Records provided:
<<<<

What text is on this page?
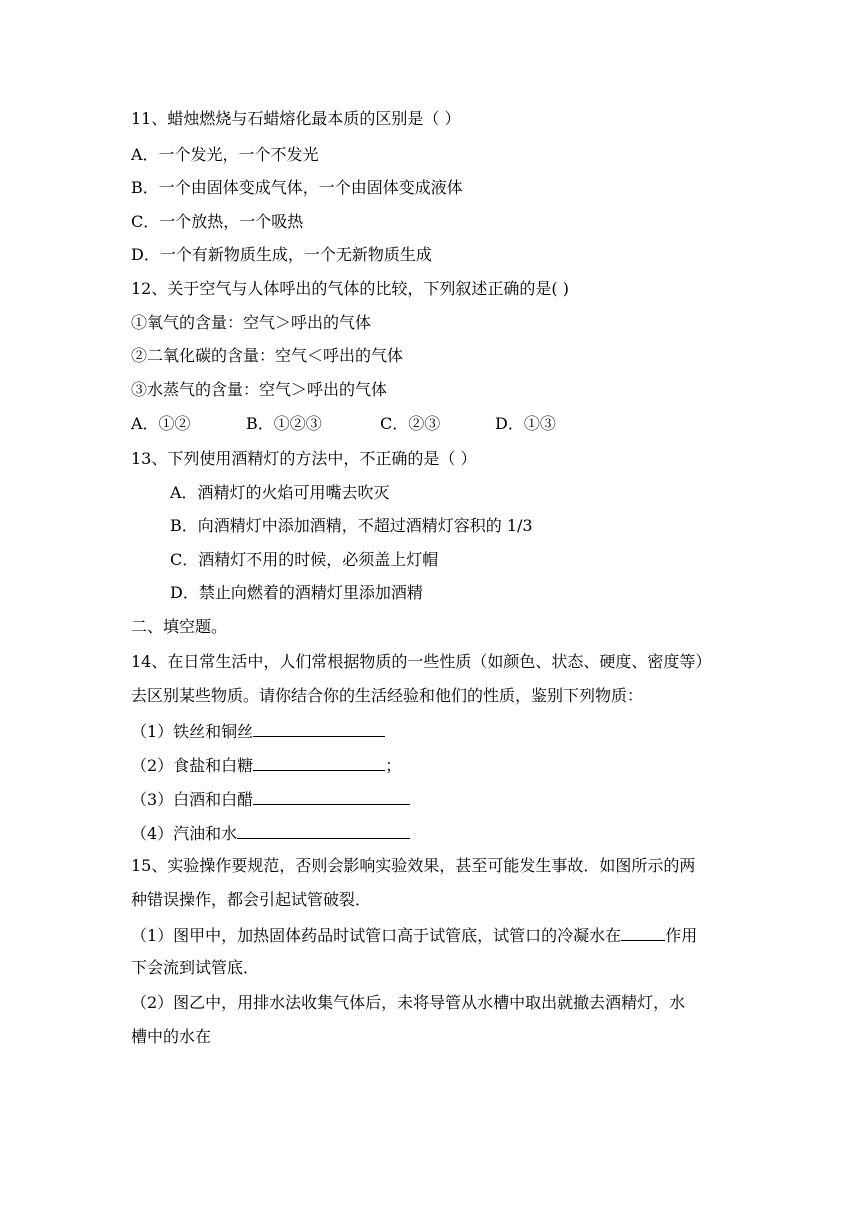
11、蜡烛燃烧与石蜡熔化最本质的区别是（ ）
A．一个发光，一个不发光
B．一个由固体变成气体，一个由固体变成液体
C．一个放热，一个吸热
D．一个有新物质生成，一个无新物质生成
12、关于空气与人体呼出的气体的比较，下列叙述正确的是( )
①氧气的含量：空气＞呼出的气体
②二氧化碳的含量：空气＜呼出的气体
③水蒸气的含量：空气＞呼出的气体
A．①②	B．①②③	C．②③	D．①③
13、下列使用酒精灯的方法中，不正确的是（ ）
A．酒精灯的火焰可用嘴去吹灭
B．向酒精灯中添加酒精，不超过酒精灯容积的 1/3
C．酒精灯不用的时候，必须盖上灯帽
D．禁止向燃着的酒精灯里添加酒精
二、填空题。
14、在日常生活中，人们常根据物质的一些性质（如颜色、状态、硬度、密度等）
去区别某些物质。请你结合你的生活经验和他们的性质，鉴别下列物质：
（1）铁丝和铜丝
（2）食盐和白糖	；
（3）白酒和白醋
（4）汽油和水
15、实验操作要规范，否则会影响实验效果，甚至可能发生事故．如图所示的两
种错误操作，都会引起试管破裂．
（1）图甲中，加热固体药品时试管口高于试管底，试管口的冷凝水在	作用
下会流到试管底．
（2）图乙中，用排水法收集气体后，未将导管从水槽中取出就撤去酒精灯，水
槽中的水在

>>>>

Task details: Reproduce every record above exactly, but leave out the pictures.

Response below:
What text is on this page?
11、蜡烛燃烧与石蜡熔化最本质的区别是（ ）
A．一个发光，一个不发光
B．一个由固体变成气体，一个由固体变成液体
C．一个放热，一个吸热
D．一个有新物质生成，一个无新物质生成
12、关于空气与人体呼出的气体的比较，下列叙述正确的是( )
①氧气的含量：空气＞呼出的气体
②二氧化碳的含量：空气＜呼出的气体
③水蒸气的含量：空气＞呼出的气体
A．①②	B．①②③	C．②③	D．①③
13、下列使用酒精灯的方法中，不正确的是（ ）
A．酒精灯的火焰可用嘴去吹灭
B．向酒精灯中添加酒精，不超过酒精灯容积的 1/3
C．酒精灯不用的时候，必须盖上灯帽
D．禁止向燃着的酒精灯里添加酒精
二、填空题。
14、在日常生活中，人们常根据物质的一些性质（如颜色、状态、硬度、密度等）
去区别某些物质。请你结合你的生活经验和他们的性质，鉴别下列物质：
（1）铁丝和铜丝
（2）食盐和白糖	；
（3）白酒和白醋
（4）汽油和水
15、实验操作要规范，否则会影响实验效果，甚至可能发生事故．如图所示的两
种错误操作，都会引起试管破裂．
（1）图甲中，加热固体药品时试管口高于试管底，试管口的冷凝水在	作用
下会流到试管底．
（2）图乙中，用排水法收集气体后，未将导管从水槽中取出就撤去酒精灯，水
槽中的水在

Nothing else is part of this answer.